- **WRITTEN INSTRUCTION**:
Find every line in the records below that contains the word "HISTORICAL", and copy each such line.

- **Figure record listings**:
◇ ◇ ◇ ◇ ◇
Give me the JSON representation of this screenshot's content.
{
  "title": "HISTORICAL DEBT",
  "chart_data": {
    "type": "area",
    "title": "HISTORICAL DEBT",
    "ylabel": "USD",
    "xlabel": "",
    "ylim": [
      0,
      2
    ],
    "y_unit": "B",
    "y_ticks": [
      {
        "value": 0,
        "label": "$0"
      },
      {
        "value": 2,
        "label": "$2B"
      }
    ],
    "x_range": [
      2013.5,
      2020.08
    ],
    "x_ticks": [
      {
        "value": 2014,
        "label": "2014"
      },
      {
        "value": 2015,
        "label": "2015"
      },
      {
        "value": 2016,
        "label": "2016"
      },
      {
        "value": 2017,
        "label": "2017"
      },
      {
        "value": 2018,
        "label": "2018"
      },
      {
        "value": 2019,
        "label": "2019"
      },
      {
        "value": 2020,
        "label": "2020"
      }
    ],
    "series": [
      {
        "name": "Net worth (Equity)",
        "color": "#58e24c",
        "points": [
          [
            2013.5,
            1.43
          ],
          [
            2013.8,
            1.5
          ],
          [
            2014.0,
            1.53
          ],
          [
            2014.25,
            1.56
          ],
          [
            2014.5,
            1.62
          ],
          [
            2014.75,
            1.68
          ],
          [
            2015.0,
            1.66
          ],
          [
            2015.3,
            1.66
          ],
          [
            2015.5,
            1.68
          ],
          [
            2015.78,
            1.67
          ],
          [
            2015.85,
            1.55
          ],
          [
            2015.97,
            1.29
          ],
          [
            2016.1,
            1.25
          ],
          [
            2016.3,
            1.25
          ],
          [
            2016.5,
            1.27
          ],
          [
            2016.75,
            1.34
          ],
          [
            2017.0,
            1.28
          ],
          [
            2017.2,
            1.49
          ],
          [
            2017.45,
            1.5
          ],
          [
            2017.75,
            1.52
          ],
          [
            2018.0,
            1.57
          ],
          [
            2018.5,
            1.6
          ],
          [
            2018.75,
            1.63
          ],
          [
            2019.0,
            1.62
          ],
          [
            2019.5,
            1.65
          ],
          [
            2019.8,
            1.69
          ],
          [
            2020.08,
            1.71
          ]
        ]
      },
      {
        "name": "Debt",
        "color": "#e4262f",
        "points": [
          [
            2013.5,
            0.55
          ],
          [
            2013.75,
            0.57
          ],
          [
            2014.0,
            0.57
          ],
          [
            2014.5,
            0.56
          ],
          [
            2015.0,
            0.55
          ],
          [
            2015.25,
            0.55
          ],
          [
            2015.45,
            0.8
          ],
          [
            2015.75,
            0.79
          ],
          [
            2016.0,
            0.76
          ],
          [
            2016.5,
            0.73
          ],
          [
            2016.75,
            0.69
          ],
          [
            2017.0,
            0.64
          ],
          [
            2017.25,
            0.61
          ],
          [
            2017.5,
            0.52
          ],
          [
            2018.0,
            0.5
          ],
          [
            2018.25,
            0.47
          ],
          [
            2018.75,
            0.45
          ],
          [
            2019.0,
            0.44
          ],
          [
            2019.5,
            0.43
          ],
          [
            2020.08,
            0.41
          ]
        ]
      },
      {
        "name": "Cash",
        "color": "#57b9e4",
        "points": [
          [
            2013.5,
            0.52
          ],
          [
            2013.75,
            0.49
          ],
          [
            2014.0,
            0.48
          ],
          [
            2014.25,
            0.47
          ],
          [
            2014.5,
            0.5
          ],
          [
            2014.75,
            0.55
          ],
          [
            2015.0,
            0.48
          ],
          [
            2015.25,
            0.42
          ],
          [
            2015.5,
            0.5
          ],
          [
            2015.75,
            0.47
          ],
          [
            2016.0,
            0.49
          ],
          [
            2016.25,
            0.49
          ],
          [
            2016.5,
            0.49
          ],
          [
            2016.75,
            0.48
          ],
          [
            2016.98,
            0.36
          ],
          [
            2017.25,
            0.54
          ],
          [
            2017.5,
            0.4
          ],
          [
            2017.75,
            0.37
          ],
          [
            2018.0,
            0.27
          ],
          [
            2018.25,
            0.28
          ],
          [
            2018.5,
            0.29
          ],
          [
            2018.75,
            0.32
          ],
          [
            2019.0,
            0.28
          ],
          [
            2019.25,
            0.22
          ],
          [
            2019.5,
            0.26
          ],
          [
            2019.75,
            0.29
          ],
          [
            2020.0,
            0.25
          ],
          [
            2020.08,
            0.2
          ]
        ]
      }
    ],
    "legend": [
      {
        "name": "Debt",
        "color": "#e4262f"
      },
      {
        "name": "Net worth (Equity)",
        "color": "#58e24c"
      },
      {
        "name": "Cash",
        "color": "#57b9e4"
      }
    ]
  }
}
◇ ◇ ◇ ◇ ◇
- **SOLUTION TO THE EXERCISE**:
  "title": "HISTORICAL DEBT",
    "title": "HISTORICAL DEBT",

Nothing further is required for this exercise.